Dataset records
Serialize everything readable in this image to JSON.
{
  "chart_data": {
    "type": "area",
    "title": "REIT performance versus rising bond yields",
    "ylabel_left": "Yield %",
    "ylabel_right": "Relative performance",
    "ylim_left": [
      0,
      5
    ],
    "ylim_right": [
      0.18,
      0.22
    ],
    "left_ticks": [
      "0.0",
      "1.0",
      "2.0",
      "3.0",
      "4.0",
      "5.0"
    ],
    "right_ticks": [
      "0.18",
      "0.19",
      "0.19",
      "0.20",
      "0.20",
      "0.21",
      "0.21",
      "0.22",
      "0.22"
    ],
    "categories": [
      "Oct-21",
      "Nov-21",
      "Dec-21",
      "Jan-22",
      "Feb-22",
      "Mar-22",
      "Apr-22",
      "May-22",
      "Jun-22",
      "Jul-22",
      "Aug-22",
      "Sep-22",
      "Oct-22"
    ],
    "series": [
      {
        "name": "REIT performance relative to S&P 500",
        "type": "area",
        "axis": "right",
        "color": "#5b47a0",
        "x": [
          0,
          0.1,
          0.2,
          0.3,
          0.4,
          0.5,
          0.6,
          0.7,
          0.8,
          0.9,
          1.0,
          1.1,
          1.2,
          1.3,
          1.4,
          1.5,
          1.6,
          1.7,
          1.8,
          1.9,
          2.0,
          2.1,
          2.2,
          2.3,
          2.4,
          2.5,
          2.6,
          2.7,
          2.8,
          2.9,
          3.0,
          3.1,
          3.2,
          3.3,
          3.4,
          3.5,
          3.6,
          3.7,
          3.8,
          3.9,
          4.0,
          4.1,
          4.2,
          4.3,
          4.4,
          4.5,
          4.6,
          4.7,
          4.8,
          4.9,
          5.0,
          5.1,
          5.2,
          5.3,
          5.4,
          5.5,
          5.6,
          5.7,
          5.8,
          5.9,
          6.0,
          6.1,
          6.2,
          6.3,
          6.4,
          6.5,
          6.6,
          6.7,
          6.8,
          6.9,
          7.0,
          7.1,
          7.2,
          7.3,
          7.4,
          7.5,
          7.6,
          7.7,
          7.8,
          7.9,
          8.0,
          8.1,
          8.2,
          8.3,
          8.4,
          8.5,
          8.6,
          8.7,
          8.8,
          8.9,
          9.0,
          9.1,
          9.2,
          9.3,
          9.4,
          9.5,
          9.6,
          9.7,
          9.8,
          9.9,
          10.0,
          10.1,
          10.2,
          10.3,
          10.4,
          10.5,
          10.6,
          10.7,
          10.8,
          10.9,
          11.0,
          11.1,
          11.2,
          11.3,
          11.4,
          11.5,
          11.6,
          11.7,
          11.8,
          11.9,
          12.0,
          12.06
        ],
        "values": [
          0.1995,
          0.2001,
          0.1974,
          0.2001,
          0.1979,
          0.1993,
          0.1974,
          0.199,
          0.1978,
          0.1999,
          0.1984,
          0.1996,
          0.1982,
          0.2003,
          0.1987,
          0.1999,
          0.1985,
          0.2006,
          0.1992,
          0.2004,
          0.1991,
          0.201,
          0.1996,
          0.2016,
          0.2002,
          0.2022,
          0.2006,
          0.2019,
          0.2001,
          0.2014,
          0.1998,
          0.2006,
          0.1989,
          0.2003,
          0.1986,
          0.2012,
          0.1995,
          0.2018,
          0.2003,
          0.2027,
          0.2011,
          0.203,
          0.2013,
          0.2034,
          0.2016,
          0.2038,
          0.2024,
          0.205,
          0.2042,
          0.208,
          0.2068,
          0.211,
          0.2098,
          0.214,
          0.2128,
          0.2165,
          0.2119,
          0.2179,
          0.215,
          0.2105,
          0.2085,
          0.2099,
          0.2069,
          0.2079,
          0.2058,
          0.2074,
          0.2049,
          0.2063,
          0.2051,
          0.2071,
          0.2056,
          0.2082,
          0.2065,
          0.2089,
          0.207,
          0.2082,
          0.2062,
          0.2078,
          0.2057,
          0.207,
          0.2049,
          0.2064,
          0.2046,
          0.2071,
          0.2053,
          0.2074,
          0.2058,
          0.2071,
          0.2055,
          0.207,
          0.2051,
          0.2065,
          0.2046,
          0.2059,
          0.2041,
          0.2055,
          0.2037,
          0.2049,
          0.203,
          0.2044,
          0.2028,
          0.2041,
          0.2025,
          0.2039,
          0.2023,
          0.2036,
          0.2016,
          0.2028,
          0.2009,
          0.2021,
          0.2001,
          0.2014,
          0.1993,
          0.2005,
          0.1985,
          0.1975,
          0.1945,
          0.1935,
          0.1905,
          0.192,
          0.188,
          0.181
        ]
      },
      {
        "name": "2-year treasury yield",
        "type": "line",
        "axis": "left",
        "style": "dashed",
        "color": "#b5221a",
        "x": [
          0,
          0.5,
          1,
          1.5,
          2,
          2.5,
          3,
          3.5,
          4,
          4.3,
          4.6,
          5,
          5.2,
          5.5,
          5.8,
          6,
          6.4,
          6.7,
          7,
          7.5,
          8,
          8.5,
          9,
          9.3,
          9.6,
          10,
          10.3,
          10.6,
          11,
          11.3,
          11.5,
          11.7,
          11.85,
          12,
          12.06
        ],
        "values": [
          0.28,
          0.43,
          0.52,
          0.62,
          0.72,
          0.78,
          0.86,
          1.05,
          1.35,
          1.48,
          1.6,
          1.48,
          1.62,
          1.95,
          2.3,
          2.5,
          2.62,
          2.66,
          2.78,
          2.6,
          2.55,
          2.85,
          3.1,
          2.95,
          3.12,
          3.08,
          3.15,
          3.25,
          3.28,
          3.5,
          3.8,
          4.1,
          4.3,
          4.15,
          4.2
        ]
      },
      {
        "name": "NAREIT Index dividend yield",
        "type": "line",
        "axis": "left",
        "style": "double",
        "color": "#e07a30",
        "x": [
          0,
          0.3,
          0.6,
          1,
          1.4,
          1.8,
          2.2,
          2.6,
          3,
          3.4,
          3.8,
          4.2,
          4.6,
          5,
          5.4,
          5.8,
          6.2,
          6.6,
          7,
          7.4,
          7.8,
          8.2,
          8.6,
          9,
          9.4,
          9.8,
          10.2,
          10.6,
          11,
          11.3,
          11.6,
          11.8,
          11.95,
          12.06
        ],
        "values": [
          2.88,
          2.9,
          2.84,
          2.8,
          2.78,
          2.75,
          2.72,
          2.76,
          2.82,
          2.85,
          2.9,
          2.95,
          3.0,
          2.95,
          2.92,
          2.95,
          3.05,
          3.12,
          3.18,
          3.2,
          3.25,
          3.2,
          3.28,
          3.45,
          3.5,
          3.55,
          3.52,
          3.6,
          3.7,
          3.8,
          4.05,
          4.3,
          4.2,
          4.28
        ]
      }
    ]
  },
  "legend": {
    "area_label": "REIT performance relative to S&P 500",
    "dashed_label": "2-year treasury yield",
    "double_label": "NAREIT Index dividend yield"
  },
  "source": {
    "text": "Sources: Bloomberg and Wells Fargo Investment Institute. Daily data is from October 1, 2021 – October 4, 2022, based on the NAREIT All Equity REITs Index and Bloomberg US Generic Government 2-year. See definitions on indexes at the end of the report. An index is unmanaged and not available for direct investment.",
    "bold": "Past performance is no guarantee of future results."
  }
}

What you are asked to do
Write the data back out verbatim.

Answer below
Serialize everything readable in this image to JSON.
{
  "chart_data": {
    "type": "area",
    "title": "REIT performance versus rising bond yields",
    "ylabel_left": "Yield %",
    "ylabel_right": "Relative performance",
    "ylim_left": [
      0,
      5
    ],
    "ylim_right": [
      0.18,
      0.22
    ],
    "left_ticks": [
      "0.0",
      "1.0",
      "2.0",
      "3.0",
      "4.0",
      "5.0"
    ],
    "right_ticks": [
      "0.18",
      "0.19",
      "0.19",
      "0.20",
      "0.20",
      "0.21",
      "0.21",
      "0.22",
      "0.22"
    ],
    "categories": [
      "Oct-21",
      "Nov-21",
      "Dec-21",
      "Jan-22",
      "Feb-22",
      "Mar-22",
      "Apr-22",
      "May-22",
      "Jun-22",
      "Jul-22",
      "Aug-22",
      "Sep-22",
      "Oct-22"
    ],
    "series": [
      {
        "name": "REIT performance relative to S&P 500",
        "type": "area",
        "axis": "right",
        "color": "#5b47a0",
        "x": [
          0,
          0.1,
          0.2,
          0.3,
          0.4,
          0.5,
          0.6,
          0.7,
          0.8,
          0.9,
          1.0,
          1.1,
          1.2,
          1.3,
          1.4,
          1.5,
          1.6,
          1.7,
          1.8,
          1.9,
          2.0,
          2.1,
          2.2,
          2.3,
          2.4,
          2.5,
          2.6,
          2.7,
          2.8,
          2.9,
          3.0,
          3.1,
          3.2,
          3.3,
          3.4,
          3.5,
          3.6,
          3.7,
          3.8,
          3.9,
          4.0,
          4.1,
          4.2,
          4.3,
          4.4,
          4.5,
          4.6,
          4.7,
          4.8,
          4.9,
          5.0,
          5.1,
          5.2,
          5.3,
          5.4,
          5.5,
          5.6,
          5.7,
          5.8,
          5.9,
          6.0,
          6.1,
          6.2,
          6.3,
          6.4,
          6.5,
          6.6,
          6.7,
          6.8,
          6.9,
          7.0,
          7.1,
          7.2,
          7.3,
          7.4,
          7.5,
          7.6,
          7.7,
          7.8,
          7.9,
          8.0,
          8.1,
          8.2,
          8.3,
          8.4,
          8.5,
          8.6,
          8.7,
          8.8,
          8.9,
          9.0,
          9.1,
          9.2,
          9.3,
          9.4,
          9.5,
          9.6,
          9.7,
          9.8,
          9.9,
          10.0,
          10.1,
          10.2,
          10.3,
          10.4,
          10.5,
          10.6,
          10.7,
          10.8,
          10.9,
          11.0,
          11.1,
          11.2,
          11.3,
          11.4,
          11.5,
          11.6,
          11.7,
          11.8,
          11.9,
          12.0,
          12.06
        ],
        "values": [
          0.1995,
          0.2001,
          0.1974,
          0.2001,
          0.1979,
          0.1993,
          0.1974,
          0.199,
          0.1978,
          0.1999,
          0.1984,
          0.1996,
          0.1982,
          0.2003,
          0.1987,
          0.1999,
          0.1985,
          0.2006,
          0.1992,
          0.2004,
          0.1991,
          0.201,
          0.1996,
          0.2016,
          0.2002,
          0.2022,
          0.2006,
          0.2019,
          0.2001,
          0.2014,
          0.1998,
          0.2006,
          0.1989,
          0.2003,
          0.1986,
          0.2012,
          0.1995,
          0.2018,
          0.2003,
          0.2027,
          0.2011,
          0.203,
          0.2013,
          0.2034,
          0.2016,
          0.2038,
          0.2024,
          0.205,
          0.2042,
          0.208,
          0.2068,
          0.211,
          0.2098,
          0.214,
          0.2128,
          0.2165,
          0.2119,
          0.2179,
          0.215,
          0.2105,
          0.2085,
          0.2099,
          0.2069,
          0.2079,
          0.2058,
          0.2074,
          0.2049,
          0.2063,
          0.2051,
          0.2071,
          0.2056,
          0.2082,
          0.2065,
          0.2089,
          0.207,
          0.2082,
          0.2062,
          0.2078,
          0.2057,
          0.207,
          0.2049,
          0.2064,
          0.2046,
          0.2071,
          0.2053,
          0.2074,
          0.2058,
          0.2071,
          0.2055,
          0.207,
          0.2051,
          0.2065,
          0.2046,
          0.2059,
          0.2041,
          0.2055,
          0.2037,
          0.2049,
          0.203,
          0.2044,
          0.2028,
          0.2041,
          0.2025,
          0.2039,
          0.2023,
          0.2036,
          0.2016,
          0.2028,
          0.2009,
          0.2021,
          0.2001,
          0.2014,
          0.1993,
          0.2005,
          0.1985,
          0.1975,
          0.1945,
          0.1935,
          0.1905,
          0.192,
          0.188,
          0.181
        ]
      },
      {
        "name": "2-year treasury yield",
        "type": "line",
        "axis": "left",
        "style": "dashed",
        "color": "#b5221a",
        "x": [
          0,
          0.5,
          1,
          1.5,
          2,
          2.5,
          3,
          3.5,
          4,
          4.3,
          4.6,
          5,
          5.2,
          5.5,
          5.8,
          6,
          6.4,
          6.7,
          7,
          7.5,
          8,
          8.5,
          9,
          9.3,
          9.6,
          10,
          10.3,
          10.6,
          11,
          11.3,
          11.5,
          11.7,
          11.85,
          12,
          12.06
        ],
        "values": [
          0.28,
          0.43,
          0.52,
          0.62,
          0.72,
          0.78,
          0.86,
          1.05,
          1.35,
          1.48,
          1.6,
          1.48,
          1.62,
          1.95,
          2.3,
          2.5,
          2.62,
          2.66,
          2.78,
          2.6,
          2.55,
          2.85,
          3.1,
          2.95,
          3.12,
          3.08,
          3.15,
          3.25,
          3.28,
          3.5,
          3.8,
          4.1,
          4.3,
          4.15,
          4.2
        ]
      },
      {
        "name": "NAREIT Index dividend yield",
        "type": "line",
        "axis": "left",
        "style": "double",
        "color": "#e07a30",
        "x": [
          0,
          0.3,
          0.6,
          1,
          1.4,
          1.8,
          2.2,
          2.6,
          3,
          3.4,
          3.8,
          4.2,
          4.6,
          5,
          5.4,
          5.8,
          6.2,
          6.6,
          7,
          7.4,
          7.8,
          8.2,
          8.6,
          9,
          9.4,
          9.8,
          10.2,
          10.6,
          11,
          11.3,
          11.6,
          11.8,
          11.95,
          12.06
        ],
        "values": [
          2.88,
          2.9,
          2.84,
          2.8,
          2.78,
          2.75,
          2.72,
          2.76,
          2.82,
          2.85,
          2.9,
          2.95,
          3.0,
          2.95,
          2.92,
          2.95,
          3.05,
          3.12,
          3.18,
          3.2,
          3.25,
          3.2,
          3.28,
          3.45,
          3.5,
          3.55,
          3.52,
          3.6,
          3.7,
          3.8,
          4.05,
          4.3,
          4.2,
          4.28
        ]
      }
    ]
  },
  "legend": {
    "area_label": "REIT performance relative to S&P 500",
    "dashed_label": "2-year treasury yield",
    "double_label": "NAREIT Index dividend yield"
  },
  "source": {
    "text": "Sources: Bloomberg and Wells Fargo Investment Institute. Daily data is from October 1, 2021 – October 4, 2022, based on the NAREIT All Equity REITs Index and Bloomberg US Generic Government 2-year. See definitions on indexes at the end of the report. An index is unmanaged and not available for direct investment.",
    "bold": "Past performance is no guarantee of future results."
  }
}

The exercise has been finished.